Copy out each line of the data holding "マンション平均成約坪単価".

*Records supplied*
START
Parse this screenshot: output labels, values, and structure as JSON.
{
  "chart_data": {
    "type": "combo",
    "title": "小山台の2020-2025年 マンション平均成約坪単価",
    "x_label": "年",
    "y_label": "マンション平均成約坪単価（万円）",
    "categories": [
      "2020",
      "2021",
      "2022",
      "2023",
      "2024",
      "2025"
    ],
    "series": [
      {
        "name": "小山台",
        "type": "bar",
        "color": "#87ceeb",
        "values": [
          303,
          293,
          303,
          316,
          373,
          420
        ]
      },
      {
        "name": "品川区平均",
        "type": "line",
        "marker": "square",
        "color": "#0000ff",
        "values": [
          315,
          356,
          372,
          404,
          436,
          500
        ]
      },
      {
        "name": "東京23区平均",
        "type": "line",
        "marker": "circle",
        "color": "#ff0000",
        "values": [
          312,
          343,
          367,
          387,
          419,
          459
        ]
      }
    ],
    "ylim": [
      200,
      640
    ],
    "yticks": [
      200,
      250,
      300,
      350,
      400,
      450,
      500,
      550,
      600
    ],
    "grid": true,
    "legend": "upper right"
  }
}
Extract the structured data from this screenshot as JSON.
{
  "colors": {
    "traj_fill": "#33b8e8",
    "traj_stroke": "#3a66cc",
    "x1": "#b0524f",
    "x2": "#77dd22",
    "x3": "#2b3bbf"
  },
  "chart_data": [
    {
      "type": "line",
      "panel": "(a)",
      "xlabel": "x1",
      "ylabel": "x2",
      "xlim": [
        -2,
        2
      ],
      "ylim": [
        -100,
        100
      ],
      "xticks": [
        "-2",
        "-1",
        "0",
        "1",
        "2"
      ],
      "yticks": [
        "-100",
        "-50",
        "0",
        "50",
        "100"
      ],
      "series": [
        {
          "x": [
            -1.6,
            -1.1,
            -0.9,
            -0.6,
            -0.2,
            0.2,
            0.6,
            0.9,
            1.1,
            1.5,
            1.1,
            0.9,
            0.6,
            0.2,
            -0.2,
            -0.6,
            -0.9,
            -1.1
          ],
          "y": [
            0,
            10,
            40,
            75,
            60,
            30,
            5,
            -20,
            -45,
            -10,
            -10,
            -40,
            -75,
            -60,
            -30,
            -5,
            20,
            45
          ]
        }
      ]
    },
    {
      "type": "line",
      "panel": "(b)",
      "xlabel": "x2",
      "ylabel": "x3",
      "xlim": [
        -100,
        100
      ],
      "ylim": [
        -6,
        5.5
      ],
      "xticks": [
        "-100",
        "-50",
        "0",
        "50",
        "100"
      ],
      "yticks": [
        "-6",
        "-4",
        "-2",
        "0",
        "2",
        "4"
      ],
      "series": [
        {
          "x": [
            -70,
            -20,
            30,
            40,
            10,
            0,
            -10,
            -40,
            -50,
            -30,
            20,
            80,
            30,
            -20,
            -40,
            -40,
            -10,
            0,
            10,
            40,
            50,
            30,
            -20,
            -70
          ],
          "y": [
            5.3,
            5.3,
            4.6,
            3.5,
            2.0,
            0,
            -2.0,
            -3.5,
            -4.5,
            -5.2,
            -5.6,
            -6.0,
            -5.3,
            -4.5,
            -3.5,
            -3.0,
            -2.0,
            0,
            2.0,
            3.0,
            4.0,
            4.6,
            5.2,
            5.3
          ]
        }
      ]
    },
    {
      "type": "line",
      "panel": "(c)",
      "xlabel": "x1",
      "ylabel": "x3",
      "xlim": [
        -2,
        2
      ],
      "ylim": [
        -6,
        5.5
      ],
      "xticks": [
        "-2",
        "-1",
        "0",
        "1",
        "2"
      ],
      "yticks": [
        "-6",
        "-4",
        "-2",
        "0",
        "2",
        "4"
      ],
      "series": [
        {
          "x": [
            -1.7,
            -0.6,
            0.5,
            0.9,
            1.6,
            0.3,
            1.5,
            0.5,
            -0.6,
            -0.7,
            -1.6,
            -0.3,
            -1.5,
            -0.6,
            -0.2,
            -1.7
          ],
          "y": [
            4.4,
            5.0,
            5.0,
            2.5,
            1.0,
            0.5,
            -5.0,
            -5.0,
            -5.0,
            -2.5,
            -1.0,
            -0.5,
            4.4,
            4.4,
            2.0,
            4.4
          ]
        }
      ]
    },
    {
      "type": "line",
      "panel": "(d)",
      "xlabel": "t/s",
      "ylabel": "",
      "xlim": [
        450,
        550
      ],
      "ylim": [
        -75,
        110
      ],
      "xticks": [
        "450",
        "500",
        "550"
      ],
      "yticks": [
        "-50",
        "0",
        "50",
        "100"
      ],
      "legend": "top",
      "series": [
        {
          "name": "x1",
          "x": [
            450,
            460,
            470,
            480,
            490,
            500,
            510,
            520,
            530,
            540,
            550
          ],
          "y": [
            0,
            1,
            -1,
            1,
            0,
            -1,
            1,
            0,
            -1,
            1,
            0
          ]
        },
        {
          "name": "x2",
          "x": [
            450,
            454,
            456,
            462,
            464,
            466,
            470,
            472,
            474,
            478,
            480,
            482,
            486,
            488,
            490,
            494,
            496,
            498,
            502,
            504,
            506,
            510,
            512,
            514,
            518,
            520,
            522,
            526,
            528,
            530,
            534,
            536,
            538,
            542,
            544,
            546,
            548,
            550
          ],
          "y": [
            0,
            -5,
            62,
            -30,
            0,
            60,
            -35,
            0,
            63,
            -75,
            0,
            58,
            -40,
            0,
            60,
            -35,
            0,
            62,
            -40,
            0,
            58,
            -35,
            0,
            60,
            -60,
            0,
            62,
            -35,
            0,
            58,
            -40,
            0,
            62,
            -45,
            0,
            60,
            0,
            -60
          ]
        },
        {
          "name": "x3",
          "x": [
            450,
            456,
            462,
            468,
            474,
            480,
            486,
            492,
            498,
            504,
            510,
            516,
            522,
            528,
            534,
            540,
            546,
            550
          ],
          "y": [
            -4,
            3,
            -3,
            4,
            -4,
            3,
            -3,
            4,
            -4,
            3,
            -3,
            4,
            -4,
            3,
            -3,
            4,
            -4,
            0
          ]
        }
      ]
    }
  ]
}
END
*Task output*
    "title": "小山台の2020-2025年 マンション平均成約坪単価",
    "y_label": "マンション平均成約坪単価（万円）",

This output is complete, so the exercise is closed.